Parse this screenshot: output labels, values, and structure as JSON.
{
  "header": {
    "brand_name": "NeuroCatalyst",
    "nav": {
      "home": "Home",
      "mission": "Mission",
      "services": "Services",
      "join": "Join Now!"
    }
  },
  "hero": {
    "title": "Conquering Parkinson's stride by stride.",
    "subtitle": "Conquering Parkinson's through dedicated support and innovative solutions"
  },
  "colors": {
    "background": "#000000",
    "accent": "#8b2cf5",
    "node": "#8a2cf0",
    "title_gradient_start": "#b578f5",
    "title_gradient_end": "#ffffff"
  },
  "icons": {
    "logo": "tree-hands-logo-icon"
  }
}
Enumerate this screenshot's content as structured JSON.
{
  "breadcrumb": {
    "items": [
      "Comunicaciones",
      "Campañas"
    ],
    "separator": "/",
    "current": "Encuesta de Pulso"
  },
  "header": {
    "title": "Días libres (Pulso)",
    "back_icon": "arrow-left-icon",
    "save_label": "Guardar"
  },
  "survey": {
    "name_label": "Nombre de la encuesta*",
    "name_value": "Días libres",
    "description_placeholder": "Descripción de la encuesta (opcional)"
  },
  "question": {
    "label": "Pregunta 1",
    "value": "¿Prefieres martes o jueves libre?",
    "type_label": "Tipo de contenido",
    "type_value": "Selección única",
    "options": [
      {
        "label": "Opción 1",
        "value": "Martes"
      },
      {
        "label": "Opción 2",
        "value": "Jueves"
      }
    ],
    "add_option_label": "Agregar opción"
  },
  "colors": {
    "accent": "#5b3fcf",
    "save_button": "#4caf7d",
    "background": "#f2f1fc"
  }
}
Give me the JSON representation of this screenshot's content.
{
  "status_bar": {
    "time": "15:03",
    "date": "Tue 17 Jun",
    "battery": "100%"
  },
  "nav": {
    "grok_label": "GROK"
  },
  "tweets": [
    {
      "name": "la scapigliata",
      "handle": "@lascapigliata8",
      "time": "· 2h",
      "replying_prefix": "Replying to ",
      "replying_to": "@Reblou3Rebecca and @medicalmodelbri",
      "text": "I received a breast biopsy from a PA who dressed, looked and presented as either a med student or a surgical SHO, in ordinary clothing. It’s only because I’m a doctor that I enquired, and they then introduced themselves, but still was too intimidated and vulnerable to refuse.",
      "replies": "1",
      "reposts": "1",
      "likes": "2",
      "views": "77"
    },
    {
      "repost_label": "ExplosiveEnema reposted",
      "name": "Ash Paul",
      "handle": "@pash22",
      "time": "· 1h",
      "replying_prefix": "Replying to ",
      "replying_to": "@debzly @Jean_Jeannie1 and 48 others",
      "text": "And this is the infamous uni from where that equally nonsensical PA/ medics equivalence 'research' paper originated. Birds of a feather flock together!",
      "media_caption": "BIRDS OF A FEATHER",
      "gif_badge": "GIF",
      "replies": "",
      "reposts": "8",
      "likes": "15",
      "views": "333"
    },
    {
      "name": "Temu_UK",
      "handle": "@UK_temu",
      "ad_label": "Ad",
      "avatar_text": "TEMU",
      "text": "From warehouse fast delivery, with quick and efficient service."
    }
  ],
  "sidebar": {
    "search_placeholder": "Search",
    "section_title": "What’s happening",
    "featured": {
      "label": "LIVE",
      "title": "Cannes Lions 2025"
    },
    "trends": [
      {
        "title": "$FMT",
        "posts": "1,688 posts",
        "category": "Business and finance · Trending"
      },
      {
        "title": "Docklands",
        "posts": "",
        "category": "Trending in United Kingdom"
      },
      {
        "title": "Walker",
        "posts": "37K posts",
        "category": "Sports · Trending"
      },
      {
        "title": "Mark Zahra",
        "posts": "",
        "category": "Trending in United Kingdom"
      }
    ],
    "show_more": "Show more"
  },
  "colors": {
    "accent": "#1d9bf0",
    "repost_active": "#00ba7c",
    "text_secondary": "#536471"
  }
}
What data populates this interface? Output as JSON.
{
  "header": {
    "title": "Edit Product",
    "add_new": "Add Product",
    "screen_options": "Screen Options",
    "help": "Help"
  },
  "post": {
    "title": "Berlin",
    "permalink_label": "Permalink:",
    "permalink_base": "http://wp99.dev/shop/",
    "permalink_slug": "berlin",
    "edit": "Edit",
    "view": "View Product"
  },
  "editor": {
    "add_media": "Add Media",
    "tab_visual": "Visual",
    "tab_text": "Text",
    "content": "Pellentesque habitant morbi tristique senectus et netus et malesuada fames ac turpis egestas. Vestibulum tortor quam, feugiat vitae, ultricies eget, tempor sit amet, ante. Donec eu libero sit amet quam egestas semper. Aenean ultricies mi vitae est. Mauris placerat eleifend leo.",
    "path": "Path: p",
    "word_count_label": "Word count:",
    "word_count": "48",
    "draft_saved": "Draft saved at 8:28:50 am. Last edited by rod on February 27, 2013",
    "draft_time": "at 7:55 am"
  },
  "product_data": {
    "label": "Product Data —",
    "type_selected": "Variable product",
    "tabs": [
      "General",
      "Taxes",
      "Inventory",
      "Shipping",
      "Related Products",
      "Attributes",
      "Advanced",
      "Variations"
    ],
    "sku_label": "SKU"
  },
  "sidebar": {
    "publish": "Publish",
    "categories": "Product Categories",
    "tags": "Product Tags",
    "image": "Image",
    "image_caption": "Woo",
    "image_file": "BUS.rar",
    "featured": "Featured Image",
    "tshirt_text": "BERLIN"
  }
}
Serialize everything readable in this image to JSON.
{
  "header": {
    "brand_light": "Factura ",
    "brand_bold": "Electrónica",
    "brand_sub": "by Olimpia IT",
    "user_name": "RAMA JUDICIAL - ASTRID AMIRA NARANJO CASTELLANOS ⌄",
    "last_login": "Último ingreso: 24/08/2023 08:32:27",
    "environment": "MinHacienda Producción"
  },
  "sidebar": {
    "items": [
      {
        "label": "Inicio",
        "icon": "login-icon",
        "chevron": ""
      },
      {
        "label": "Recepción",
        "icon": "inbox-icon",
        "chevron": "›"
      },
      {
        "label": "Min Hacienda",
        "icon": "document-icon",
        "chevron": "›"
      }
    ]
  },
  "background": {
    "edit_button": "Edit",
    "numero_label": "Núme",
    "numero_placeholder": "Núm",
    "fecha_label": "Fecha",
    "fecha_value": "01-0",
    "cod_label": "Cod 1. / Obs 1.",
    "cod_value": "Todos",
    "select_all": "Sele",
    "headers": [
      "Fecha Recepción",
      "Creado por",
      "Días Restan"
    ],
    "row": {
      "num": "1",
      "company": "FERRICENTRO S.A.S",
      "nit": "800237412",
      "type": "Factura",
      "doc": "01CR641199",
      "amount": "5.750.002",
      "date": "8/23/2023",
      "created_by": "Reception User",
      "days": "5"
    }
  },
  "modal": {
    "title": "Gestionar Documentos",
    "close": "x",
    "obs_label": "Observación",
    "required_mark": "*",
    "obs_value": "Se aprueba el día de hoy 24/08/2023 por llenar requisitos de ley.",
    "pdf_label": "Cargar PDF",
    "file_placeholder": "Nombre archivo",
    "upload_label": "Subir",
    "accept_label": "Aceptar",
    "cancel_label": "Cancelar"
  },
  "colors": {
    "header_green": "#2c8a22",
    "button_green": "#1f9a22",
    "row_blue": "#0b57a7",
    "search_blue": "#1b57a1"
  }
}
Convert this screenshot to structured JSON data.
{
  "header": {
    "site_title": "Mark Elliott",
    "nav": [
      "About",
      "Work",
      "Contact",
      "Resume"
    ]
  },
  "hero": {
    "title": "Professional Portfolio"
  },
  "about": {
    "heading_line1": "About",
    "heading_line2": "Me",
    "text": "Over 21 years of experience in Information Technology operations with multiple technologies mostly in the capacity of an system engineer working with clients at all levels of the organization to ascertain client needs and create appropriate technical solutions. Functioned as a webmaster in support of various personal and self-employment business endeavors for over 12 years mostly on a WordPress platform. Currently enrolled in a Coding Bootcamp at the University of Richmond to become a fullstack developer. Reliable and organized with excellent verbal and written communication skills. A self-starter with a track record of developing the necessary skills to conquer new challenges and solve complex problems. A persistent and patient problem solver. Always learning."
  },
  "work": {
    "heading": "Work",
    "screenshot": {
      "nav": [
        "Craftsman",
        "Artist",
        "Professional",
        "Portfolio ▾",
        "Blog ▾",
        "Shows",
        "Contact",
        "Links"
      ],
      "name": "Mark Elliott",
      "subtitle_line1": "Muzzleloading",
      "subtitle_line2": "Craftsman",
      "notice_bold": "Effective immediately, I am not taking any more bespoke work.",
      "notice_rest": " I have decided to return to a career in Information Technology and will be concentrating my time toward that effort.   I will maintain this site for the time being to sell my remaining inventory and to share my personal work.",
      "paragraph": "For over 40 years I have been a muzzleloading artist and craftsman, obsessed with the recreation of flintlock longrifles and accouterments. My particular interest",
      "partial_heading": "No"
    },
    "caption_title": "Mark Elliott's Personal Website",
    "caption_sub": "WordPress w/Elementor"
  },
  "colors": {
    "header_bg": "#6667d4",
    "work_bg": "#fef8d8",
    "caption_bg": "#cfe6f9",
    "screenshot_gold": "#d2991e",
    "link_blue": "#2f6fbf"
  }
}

--- --- ---

**What to do**. Only the number is wanted: how many lines of the data contain the word "Elliott"?

**Output of the task**. 3